→ EXERCISE REQUIREMENTS
Give the count of lines that include the string "JSON". Add nothing to it.

→ DATA LINES
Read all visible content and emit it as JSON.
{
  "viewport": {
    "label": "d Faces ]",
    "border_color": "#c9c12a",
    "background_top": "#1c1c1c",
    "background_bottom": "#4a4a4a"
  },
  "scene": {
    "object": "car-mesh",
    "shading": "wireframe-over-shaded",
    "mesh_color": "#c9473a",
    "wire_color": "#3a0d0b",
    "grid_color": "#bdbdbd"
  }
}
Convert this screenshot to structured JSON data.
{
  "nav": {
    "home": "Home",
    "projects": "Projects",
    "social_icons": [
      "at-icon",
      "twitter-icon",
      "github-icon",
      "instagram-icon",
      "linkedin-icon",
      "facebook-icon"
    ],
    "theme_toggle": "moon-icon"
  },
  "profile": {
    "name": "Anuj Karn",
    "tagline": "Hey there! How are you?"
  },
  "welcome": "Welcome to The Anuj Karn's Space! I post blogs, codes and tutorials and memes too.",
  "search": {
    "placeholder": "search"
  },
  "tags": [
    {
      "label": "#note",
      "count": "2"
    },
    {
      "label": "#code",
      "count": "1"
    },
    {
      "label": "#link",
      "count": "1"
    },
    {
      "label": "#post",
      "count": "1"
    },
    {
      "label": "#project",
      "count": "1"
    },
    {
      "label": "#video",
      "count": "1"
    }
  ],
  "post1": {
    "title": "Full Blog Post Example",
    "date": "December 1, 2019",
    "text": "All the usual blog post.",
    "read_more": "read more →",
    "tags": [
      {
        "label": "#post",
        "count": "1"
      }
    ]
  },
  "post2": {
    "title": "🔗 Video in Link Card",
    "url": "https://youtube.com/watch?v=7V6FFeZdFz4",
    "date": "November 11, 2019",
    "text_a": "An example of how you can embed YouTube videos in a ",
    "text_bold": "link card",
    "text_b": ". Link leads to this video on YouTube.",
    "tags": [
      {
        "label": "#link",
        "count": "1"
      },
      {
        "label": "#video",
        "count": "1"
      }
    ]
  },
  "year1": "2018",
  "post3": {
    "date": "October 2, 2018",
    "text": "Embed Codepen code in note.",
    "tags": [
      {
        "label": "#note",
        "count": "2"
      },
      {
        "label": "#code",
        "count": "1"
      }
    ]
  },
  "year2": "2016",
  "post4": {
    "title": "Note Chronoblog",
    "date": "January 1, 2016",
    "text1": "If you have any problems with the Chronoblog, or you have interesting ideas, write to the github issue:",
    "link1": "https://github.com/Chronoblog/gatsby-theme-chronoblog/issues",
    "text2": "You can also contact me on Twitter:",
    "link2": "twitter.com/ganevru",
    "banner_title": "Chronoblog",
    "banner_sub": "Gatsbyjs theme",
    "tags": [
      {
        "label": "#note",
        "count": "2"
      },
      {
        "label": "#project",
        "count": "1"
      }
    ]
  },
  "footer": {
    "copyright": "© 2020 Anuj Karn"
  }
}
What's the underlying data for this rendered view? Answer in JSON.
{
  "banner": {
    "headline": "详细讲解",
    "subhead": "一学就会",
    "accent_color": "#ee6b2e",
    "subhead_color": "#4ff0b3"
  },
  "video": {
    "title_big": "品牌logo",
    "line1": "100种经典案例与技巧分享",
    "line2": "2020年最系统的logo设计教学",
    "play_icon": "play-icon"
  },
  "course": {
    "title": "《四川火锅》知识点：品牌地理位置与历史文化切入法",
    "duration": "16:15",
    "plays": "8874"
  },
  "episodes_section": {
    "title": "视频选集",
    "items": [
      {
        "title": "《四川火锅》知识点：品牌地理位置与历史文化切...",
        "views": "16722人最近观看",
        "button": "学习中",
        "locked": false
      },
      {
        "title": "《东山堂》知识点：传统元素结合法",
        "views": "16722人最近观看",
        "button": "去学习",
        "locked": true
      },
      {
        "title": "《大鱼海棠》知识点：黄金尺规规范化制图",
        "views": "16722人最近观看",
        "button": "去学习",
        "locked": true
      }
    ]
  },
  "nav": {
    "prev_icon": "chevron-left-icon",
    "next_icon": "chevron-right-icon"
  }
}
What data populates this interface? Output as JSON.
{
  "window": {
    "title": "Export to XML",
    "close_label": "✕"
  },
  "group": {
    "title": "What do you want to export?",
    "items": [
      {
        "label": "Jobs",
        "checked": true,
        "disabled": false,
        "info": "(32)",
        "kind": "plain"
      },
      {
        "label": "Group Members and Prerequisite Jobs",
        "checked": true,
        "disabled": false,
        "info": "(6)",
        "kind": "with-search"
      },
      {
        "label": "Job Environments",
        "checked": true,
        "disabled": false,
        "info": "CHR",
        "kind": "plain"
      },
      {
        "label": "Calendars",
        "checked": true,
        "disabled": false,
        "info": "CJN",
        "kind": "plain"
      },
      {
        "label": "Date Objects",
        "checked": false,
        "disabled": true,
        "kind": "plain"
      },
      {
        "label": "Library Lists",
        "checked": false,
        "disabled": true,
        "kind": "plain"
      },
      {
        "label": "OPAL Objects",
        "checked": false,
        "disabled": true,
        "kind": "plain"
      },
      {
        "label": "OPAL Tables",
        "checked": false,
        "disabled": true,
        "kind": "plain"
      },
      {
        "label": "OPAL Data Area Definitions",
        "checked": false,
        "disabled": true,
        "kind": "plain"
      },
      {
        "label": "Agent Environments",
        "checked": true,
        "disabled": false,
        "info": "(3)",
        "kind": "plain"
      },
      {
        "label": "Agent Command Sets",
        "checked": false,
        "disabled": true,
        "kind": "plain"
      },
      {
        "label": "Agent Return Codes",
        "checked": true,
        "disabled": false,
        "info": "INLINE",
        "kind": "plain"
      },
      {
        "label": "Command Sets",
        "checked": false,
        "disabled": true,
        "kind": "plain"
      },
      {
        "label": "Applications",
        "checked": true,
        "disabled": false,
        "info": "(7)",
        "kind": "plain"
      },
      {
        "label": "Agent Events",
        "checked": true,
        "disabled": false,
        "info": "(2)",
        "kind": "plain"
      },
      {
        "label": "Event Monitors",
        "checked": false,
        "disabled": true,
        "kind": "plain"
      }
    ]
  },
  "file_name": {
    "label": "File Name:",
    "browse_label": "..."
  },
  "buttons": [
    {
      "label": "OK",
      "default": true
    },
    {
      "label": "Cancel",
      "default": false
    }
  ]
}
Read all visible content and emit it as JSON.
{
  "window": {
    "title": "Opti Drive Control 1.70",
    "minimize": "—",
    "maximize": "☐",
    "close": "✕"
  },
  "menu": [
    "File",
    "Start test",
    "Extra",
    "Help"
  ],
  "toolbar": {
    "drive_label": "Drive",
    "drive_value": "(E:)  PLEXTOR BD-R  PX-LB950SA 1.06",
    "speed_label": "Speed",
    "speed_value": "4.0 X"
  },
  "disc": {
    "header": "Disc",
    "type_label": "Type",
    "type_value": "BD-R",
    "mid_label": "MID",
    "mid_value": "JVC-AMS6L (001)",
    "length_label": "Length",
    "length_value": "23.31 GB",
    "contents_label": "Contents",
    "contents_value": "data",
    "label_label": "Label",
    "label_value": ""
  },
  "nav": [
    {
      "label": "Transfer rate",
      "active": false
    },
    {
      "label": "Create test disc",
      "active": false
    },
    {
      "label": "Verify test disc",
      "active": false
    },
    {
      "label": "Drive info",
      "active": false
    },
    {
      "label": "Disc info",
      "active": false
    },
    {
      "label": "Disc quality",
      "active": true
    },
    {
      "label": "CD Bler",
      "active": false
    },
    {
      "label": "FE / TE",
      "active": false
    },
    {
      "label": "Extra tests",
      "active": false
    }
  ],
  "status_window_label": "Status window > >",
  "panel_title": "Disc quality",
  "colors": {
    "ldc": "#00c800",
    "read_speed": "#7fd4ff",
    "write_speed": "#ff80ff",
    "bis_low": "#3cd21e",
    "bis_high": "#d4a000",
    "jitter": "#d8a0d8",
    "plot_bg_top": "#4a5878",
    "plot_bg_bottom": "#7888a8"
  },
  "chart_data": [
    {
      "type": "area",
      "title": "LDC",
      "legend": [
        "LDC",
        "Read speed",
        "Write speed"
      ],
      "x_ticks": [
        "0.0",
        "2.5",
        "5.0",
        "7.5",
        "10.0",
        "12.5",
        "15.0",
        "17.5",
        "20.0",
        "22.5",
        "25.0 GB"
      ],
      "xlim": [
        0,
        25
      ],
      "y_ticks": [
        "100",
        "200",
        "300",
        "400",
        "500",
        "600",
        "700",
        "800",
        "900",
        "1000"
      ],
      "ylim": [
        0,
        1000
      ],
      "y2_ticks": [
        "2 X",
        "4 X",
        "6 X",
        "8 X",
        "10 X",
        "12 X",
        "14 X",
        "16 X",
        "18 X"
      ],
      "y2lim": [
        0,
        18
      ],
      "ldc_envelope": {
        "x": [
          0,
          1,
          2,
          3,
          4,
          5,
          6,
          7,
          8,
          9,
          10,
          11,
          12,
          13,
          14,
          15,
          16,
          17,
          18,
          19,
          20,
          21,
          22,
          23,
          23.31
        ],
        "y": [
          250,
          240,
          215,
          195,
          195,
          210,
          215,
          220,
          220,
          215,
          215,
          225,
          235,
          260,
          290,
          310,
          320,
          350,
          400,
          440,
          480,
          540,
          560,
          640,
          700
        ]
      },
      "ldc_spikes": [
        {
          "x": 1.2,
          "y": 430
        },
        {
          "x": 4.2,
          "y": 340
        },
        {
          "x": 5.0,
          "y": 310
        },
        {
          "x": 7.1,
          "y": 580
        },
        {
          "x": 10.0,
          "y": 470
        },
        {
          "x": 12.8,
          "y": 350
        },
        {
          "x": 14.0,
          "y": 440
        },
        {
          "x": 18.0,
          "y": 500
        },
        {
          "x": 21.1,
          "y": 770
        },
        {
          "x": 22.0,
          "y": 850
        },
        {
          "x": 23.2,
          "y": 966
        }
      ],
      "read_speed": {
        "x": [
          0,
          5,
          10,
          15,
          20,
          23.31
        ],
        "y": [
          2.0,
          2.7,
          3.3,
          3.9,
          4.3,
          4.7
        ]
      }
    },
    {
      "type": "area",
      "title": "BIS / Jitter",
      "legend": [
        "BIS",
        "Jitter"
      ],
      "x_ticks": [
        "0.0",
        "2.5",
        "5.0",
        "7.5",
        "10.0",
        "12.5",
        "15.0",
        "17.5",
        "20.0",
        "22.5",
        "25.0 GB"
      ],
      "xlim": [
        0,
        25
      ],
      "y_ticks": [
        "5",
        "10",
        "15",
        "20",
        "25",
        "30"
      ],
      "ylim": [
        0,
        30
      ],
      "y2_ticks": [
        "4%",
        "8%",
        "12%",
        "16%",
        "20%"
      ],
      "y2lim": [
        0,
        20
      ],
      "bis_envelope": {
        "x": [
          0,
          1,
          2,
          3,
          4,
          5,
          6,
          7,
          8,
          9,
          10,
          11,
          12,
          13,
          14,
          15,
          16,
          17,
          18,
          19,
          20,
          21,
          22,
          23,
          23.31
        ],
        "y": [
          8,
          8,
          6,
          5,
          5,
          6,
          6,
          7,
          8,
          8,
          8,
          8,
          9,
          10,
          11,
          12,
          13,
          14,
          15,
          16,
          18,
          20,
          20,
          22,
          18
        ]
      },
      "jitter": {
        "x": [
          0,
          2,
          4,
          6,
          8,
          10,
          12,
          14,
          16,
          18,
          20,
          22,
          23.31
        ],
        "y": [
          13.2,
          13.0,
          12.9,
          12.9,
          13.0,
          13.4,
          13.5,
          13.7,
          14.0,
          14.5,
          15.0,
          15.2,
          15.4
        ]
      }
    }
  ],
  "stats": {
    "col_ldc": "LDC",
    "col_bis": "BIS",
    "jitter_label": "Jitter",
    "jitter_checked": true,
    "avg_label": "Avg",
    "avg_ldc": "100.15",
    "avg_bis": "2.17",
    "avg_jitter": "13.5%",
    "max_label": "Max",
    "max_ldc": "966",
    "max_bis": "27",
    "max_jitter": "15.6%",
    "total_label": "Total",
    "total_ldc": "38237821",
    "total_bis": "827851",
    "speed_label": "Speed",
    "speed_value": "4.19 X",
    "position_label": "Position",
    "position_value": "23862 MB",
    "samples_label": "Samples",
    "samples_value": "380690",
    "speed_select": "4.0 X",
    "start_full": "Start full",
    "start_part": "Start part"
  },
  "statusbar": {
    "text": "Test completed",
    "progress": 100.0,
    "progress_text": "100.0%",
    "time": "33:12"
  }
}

→ RESULT OF THE TASK
5